### EXTRAIT SOURCE:
───

C’est un peu la même histoire aujourd’hui, sauf qu’ils ont un gros problème : ils ne trouvent plus suffisamment de nouveau pétrole. Donc ils doivent vraiment trouver des alternatives, qu’il s’agisse de pétrole non conventionnel, ou de renouvelables. C’est déterminant pour leur valorisation boursière. Wall street évalue ces entreprises en fonction de leur capacité à renouveler leurs stocks d’énergie. Donc elles achètent des réserves de pétrole, même si elles ne sont pas vraiment exploitables, quitte à les forer un peu.

 

Champs pétrolifères en Egypte (Energean oil & gas) 
Champs pétrolifères en Egypte (Energean oil & gas)

Comment analysez-vous le rôle du pétrole dans les printemps arabes ?

Si vous dessinez la carte du pétrole au Moyen-Orient, et que vous colorez les pays en fonction de la quantité de pétrole qu’ils produisent, vous pourriez avoir trois catégories: ceux qui ne produisent presque pas de pétrole (Israël, Palestine, Jordanie, Liban, Maroc) ; une autre pour les gros producteurs (Iran, Irak, Arabie Saoudite, les autres pays du golfe). Et il y a les pays intermédiaires : ils produisent un peu de pétrole, en exportent un peu, et depuis 4 ou 5 ans, leurs réserves déclinent. Ce groupe là, c’est la périmètre du printemps arabe : la Tunisie, l’Égypte, la Syrie, le Yemen, Bahrein – la Libye est un peu entre les deux.

───

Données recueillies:
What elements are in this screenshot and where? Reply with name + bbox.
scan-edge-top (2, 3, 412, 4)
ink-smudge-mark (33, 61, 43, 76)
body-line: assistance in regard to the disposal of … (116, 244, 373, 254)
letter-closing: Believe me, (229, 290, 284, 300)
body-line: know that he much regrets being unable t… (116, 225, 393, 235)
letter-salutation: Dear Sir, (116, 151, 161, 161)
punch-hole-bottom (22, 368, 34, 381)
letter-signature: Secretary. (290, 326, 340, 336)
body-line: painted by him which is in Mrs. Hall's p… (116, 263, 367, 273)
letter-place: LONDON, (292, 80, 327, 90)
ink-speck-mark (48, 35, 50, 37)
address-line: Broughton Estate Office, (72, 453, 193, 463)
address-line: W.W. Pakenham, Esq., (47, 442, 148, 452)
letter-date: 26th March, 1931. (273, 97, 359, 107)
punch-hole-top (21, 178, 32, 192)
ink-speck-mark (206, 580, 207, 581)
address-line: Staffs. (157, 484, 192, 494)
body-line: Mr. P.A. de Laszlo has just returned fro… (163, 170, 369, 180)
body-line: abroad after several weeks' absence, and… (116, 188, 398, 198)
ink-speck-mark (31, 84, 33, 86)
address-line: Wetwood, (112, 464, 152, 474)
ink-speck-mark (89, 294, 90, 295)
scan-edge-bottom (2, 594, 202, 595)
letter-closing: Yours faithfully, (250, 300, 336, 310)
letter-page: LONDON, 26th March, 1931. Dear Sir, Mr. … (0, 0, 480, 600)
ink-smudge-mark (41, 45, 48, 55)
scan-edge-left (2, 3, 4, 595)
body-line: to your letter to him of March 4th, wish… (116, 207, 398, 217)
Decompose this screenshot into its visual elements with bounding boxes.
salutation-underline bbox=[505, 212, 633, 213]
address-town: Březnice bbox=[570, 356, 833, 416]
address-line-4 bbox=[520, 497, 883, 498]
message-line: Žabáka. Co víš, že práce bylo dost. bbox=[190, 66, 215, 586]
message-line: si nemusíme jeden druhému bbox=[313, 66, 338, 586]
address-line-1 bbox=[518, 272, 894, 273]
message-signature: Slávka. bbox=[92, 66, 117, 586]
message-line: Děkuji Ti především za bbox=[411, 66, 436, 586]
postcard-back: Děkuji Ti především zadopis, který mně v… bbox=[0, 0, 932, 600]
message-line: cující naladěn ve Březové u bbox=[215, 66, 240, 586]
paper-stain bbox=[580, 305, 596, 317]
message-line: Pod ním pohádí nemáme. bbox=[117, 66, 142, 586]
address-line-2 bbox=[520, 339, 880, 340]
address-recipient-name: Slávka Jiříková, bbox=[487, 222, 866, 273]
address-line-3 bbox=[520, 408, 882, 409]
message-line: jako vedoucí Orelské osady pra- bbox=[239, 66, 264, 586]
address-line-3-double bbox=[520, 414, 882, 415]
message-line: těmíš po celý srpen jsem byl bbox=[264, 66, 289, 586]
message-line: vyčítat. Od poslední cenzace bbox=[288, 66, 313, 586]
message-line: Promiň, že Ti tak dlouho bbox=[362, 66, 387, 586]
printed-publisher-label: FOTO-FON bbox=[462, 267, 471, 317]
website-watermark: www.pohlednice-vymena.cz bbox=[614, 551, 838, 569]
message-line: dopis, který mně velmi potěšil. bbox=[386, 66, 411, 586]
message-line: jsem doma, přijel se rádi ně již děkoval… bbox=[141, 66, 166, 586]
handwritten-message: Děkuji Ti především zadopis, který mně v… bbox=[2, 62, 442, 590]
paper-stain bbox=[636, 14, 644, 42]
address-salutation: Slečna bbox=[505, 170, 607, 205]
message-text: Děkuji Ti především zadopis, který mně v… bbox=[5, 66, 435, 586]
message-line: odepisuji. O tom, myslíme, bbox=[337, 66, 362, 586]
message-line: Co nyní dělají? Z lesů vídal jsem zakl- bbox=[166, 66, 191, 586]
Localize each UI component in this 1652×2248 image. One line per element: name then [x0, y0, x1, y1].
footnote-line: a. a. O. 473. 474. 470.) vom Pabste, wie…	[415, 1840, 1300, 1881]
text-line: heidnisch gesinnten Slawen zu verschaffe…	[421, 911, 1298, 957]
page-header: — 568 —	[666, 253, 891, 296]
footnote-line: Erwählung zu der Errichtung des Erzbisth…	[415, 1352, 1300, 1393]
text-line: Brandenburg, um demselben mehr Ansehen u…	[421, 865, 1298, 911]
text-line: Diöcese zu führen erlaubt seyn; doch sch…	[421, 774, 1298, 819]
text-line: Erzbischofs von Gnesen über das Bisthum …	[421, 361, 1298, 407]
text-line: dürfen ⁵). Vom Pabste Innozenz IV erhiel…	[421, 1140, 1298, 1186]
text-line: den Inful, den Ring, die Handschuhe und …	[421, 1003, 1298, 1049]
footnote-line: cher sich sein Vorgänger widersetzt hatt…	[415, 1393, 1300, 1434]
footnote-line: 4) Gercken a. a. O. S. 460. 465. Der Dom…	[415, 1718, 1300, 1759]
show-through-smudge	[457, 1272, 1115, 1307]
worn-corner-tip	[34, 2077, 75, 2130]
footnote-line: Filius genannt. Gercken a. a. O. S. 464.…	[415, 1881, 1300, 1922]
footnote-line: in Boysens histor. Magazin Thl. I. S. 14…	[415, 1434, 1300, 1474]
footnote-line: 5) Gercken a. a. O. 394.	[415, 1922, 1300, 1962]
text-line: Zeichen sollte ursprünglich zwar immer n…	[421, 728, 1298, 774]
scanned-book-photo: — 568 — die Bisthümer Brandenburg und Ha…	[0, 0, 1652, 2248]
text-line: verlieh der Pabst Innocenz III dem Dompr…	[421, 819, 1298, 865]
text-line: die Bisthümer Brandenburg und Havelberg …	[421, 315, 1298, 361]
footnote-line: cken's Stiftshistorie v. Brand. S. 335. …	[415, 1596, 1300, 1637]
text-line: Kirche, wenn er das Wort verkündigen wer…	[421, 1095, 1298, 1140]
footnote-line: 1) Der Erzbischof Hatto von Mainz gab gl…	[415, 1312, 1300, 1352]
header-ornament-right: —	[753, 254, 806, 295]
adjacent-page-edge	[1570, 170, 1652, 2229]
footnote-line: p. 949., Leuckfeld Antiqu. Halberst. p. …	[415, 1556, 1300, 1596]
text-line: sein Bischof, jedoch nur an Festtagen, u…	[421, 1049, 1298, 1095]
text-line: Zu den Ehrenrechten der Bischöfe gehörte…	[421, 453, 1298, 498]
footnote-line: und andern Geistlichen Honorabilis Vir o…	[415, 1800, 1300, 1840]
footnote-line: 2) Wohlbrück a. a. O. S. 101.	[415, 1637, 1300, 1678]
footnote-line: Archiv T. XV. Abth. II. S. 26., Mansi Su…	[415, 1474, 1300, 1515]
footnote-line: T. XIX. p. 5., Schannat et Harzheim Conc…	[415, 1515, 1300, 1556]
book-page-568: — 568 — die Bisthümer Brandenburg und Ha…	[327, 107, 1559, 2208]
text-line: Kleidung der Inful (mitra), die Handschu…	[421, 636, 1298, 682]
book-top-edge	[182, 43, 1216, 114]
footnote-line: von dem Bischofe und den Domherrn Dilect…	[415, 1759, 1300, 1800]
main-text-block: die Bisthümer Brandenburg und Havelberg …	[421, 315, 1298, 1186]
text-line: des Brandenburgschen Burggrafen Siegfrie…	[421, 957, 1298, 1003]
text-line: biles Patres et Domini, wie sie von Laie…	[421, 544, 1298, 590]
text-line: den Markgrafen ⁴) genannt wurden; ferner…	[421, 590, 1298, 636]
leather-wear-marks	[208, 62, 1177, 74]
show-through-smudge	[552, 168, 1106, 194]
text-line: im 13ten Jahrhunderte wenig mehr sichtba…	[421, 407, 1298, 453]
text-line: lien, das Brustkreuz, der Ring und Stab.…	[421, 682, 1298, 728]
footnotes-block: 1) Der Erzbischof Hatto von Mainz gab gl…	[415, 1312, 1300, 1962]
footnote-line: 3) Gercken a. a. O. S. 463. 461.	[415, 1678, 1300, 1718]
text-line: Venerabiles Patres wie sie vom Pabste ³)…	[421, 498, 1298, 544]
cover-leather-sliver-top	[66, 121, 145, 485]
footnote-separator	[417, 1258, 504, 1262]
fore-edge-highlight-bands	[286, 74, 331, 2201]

───

### TRAVAIL DEMANDÉ:
Veuillez extraire le passage sur le pétrole dans son intégralité, sans y changer un seul mot. Appuyez-vous uniquement sur le passage.

### RÉPONSE CORRECTE:
C’est un peu la même histoire aujourd’hui, sauf qu’ils ont un gros problème : ils ne trouvent plus suffisamment de nouveau pétrole. Donc ils doivent vraiment trouver des alternatives, qu’il s’agisse de pétrole non conventionnel, ou de renouvelables. C’est déterminant pour leur valorisation boursière. Wall street évalue ces entreprises en fonction de leur capacité à renouveler leurs stocks d’énergie. Donc elles achètent des réserves de pétrole, même si elles ne sont pas vraiment exploitables, quitte à les forer un peu.

 

Champs pétrolifères en Egypte (Energean oil & gas) 
Champs pétrolifères en Egypte (Energean oil & gas)

Comment analysez-vous le rôle du pétrole dans les printemps arabes ?

Si vous dessinez la carte du pétrole au Moyen-Orient, et que vous colorez les pays en fonction de la quantité de pétrole qu’ils produisent, vous pourriez avoir trois catégories: ceux qui ne produisent presque pas de pétrole (Israël, Palestine, Jordanie, Liban, Maroc) ; une autre pour les gros producteurs (Iran, Irak, Arabie Saoudite, les autres pays du golfe). Et il y a les pays intermédiaires : ils produisent un peu de pétrole, en exportent un peu, et depuis 4 ou 5 ans, leurs réserves déclinent. Ce groupe là, c’est la périmètre du printemps arabe : la Tunisie, l’Égypte, la Syrie, le Yemen, Bahrein – la Libye est un peu entre les deux.